┌──

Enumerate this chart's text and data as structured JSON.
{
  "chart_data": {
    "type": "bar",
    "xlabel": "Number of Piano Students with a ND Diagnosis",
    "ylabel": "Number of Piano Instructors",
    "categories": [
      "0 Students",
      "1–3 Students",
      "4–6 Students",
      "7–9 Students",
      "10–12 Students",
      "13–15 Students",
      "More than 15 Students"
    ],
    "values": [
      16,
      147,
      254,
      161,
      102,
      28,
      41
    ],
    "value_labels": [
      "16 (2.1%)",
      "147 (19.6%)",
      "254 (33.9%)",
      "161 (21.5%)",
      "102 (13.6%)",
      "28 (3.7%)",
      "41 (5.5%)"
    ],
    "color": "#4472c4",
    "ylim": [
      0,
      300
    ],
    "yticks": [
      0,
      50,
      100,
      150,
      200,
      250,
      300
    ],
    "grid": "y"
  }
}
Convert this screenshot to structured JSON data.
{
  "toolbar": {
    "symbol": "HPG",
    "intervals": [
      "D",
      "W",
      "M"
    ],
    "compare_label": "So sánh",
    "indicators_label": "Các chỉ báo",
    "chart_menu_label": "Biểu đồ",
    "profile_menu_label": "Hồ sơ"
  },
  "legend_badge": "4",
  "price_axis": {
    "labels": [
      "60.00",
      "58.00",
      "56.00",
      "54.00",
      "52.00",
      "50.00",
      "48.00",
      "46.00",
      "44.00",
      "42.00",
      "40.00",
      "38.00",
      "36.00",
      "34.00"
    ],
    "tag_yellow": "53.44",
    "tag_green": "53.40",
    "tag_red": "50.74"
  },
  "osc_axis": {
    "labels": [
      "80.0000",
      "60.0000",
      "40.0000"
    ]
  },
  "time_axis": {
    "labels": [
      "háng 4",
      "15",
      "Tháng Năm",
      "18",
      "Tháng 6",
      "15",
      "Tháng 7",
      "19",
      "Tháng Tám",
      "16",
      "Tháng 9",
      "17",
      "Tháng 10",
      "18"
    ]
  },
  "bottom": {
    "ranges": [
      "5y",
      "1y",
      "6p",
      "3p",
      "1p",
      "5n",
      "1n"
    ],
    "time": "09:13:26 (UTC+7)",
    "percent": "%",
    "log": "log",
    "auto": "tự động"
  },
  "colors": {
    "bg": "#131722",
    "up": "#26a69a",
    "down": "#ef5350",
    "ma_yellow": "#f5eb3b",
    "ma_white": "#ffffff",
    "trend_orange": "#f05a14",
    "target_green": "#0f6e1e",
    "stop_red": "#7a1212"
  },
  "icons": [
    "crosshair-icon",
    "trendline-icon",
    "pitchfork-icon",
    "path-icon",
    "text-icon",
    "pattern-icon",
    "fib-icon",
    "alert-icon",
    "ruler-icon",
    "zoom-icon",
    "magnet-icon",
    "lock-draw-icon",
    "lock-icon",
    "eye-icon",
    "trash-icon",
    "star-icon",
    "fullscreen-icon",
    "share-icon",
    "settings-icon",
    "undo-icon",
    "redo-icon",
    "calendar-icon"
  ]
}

└──

▶ **Task prompt**
The records above are to be copied in full, exactly as written.

▶ **Problem solution**
Enumerate this chart's text and data as structured JSON.
{
  "chart_data": {
    "type": "bar",
    "xlabel": "Number of Piano Students with a ND Diagnosis",
    "ylabel": "Number of Piano Instructors",
    "categories": [
      "0 Students",
      "1–3 Students",
      "4–6 Students",
      "7–9 Students",
      "10–12 Students",
      "13–15 Students",
      "More than 15 Students"
    ],
    "values": [
      16,
      147,
      254,
      161,
      102,
      28,
      41
    ],
    "value_labels": [
      "16 (2.1%)",
      "147 (19.6%)",
      "254 (33.9%)",
      "161 (21.5%)",
      "102 (13.6%)",
      "28 (3.7%)",
      "41 (5.5%)"
    ],
    "color": "#4472c4",
    "ylim": [
      0,
      300
    ],
    "yticks": [
      0,
      50,
      100,
      150,
      200,
      250,
      300
    ],
    "grid": "y"
  }
}
Convert this screenshot to structured JSON data.
{
  "toolbar": {
    "symbol": "HPG",
    "intervals": [
      "D",
      "W",
      "M"
    ],
    "compare_label": "So sánh",
    "indicators_label": "Các chỉ báo",
    "chart_menu_label": "Biểu đồ",
    "profile_menu_label": "Hồ sơ"
  },
  "legend_badge": "4",
  "price_axis": {
    "labels": [
      "60.00",
      "58.00",
      "56.00",
      "54.00",
      "52.00",
      "50.00",
      "48.00",
      "46.00",
      "44.00",
      "42.00",
      "40.00",
      "38.00",
      "36.00",
      "34.00"
    ],
    "tag_yellow": "53.44",
    "tag_green": "53.40",
    "tag_red": "50.74"
  },
  "osc_axis": {
    "labels": [
      "80.0000",
      "60.0000",
      "40.0000"
    ]
  },
  "time_axis": {
    "labels": [
      "háng 4",
      "15",
      "Tháng Năm",
      "18",
      "Tháng 6",
      "15",
      "Tháng 7",
      "19",
      "Tháng Tám",
      "16",
      "Tháng 9",
      "17",
      "Tháng 10",
      "18"
    ]
  },
  "bottom": {
    "ranges": [
      "5y",
      "1y",
      "6p",
      "3p",
      "1p",
      "5n",
      "1n"
    ],
    "time": "09:13:26 (UTC+7)",
    "percent": "%",
    "log": "log",
    "auto": "tự động"
  },
  "colors": {
    "bg": "#131722",
    "up": "#26a69a",
    "down": "#ef5350",
    "ma_yellow": "#f5eb3b",
    "ma_white": "#ffffff",
    "trend_orange": "#f05a14",
    "target_green": "#0f6e1e",
    "stop_red": "#7a1212"
  },
  "icons": [
    "crosshair-icon",
    "trendline-icon",
    "pitchfork-icon",
    "path-icon",
    "text-icon",
    "pattern-icon",
    "fib-icon",
    "alert-icon",
    "ruler-icon",
    "zoom-icon",
    "magnet-icon",
    "lock-draw-icon",
    "lock-icon",
    "eye-icon",
    "trash-icon",
    "star-icon",
    "fullscreen-icon",
    "share-icon",
    "settings-icon",
    "undo-icon",
    "redo-icon",
    "calendar-icon"
  ]
}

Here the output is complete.